Consigne A:
Répondez à ces questions d'après le texte sur le Zimbabwe :
(i) Vers quelle destination l'or partait-il de la région au Xe siècle ?
(ii) À partir de quel siècle le royaume du Zimbabwe va-t-il décliner ?
(iii) Que signifie « Symbaoe » dans la langue des natifs de cette contrée ?
Consigne B: Relevez, s'il vous plaît, tous les siècles mentionnés dans le texte sur le Zimbabwe.
Consigne C: Dans le texte sur le Zimbabwe, reprenez le passage entre « Les ruines de » et « de Sofala, 1531). », inclus, en remplaçant « collines » par « hauteurs ».

Source:
• • • •

Les  Karanga avaient le leadership aux tout premiers temps de leur installation dans la région. On leur attribue la construction, dès le XI siècle, des  imposants remparts de pierre de Zimbabwe, une ville, au carrefour de plusieurs voies de communication et qui était vraisemblablement déjà un noeud commercial (or, tissus et ivoire) dès le VIIIe siècle. Au Xe siècle, en tout cas, l'or part déjà de cette région en direction  de l'Inde, après avoir transité par le port arabo-swahili de Kilwa Kisiwani. Cotonnades et verroterie faisant le même trajet en sens inverse. L'arrivée des Portugais au XVe siècle a fourni un débouché supplémentaire pour l'or. Une industrie textile (filature d'écorces d'arbres et de coton)  s'est également développée. Le coton étant en partie importé depuis l'Inde par les Portugais.  Le royaume du Zimbabwe va cependant décliner dès le XVIe siècle

Les ruines de Zimbabwe - "Au milieu des mines d'or des plaines de l'intérieur, entre le Limpopo et le Zambèze, [il y a] une forteresse construite avec des pierres aux dimensions fantastiques, assemblées sans le moindre mortier. Cet édifice est presque complètement entouré de collines, sur lesquelles d'autres constructions ressemblantes ont été bâties. L'une d'elles est une tour de plus de 12 brasses [1,83 m x12] de haut. Les natifs de cette contrée appellent ces édifices Symbaoe, qui dans leur langue signifie enceinte". (Viçente Pegado, capitaine portugais, Garnison de Sofala, 1531).

• • • •

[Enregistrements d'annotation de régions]
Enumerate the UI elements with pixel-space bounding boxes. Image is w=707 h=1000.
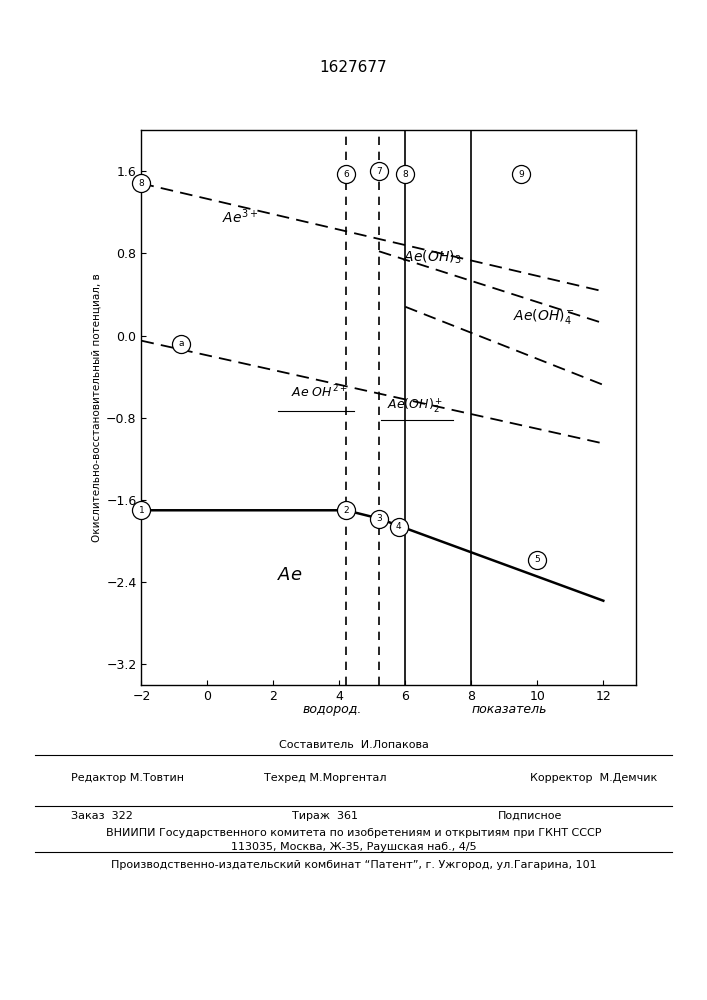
Text: Тираж  361: Тираж 361	[292, 811, 358, 821]
Text: Заказ  322: Заказ 322	[71, 811, 133, 821]
Text: $Ae^{3+}$: $Ae^{3+}$	[222, 207, 259, 226]
Text: 4: 4	[396, 522, 402, 531]
Text: Составитель  И.Лопакова: Составитель И.Лопакова	[279, 740, 428, 750]
Text: a: a	[178, 339, 184, 348]
Text: 1: 1	[139, 506, 144, 515]
Text: 3: 3	[376, 514, 382, 523]
Text: 113035, Москва, Ж-35, Раушская наб., 4/5: 113035, Москва, Ж-35, Раушская наб., 4/5	[230, 842, 477, 852]
Text: 5: 5	[534, 555, 540, 564]
Text: водород.: водород.	[303, 703, 362, 716]
Text: 8: 8	[139, 179, 144, 188]
Text: 8: 8	[402, 170, 408, 179]
Text: 1627677: 1627677	[320, 60, 387, 76]
Text: Подписное: Подписное	[498, 811, 563, 821]
Text: Корректор  М.Демчик: Корректор М.Демчик	[530, 773, 658, 783]
Text: $Ae\ OH^{2+}$: $Ae\ OH^{2+}$	[291, 384, 348, 400]
Text: 2: 2	[343, 506, 349, 515]
Text: Производственно-издательский комбинат “Патент”, г. Ужгород, ул.Гагарина, 101: Производственно-издательский комбинат “П…	[111, 860, 596, 870]
Text: $Ae(OH)_2^+$: $Ae(OH)_2^+$	[387, 397, 443, 415]
Text: 7: 7	[376, 167, 382, 176]
Text: $Ae$: $Ae$	[277, 566, 303, 584]
Text: Техред М.Моргентал: Техред М.Моргентал	[264, 773, 387, 783]
Text: показатель: показатель	[472, 703, 547, 716]
Text: $Ae(OH)_4^-$: $Ae(OH)_4^-$	[513, 307, 575, 326]
Text: $Ae(OH)_3$: $Ae(OH)_3$	[402, 249, 461, 266]
Text: 6: 6	[343, 170, 349, 179]
Text: 9: 9	[518, 170, 524, 179]
Text: ВНИИПИ Государственного комитета по изобретениям и открытиям при ГКНТ СССР: ВНИИПИ Государственного комитета по изоб…	[106, 828, 601, 838]
Text: Редактор М.Товтин: Редактор М.Товтин	[71, 773, 184, 783]
Y-axis label: Окислительно-восстановительный потенциал, в: Окислительно-восстановительный потенциал…	[92, 273, 102, 542]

• • • •

Réponse finale A:
(i) Vers l'Inde, après avoir transité par le port arabo-swahili de Kilwa Kisiwani.
(ii) À partir du XVIe siècle.
(iii) Enceinte.

Réponse finale B: XIe siècle, VIIIe siècle, Xe siècle, XVe siècle, XVIe siècle

Réponse finale C:
Les ruines de Zimbabwe - "Au milieu des mines d'or des plaines de l'intérieur, entre le Limpopo et le Zambèze, [il y a] une forteresse construite avec des pierres aux dimensions fantastiques, assemblées sans le moindre mortier. Cet édifice est presque complètement entouré de hauteurs, sur lesquelles d'autres constructions ressemblantes ont été bâties. L'une d'elles est une tour de plus de 12 brasses [1,83 m x12] de haut. Les natifs de cette contrée appellent ces édifices Symbaoe, qui dans leur langue signifie enceinte". (Viçente Pegado, capitaine portugais, Garnison de Sofala, 1531).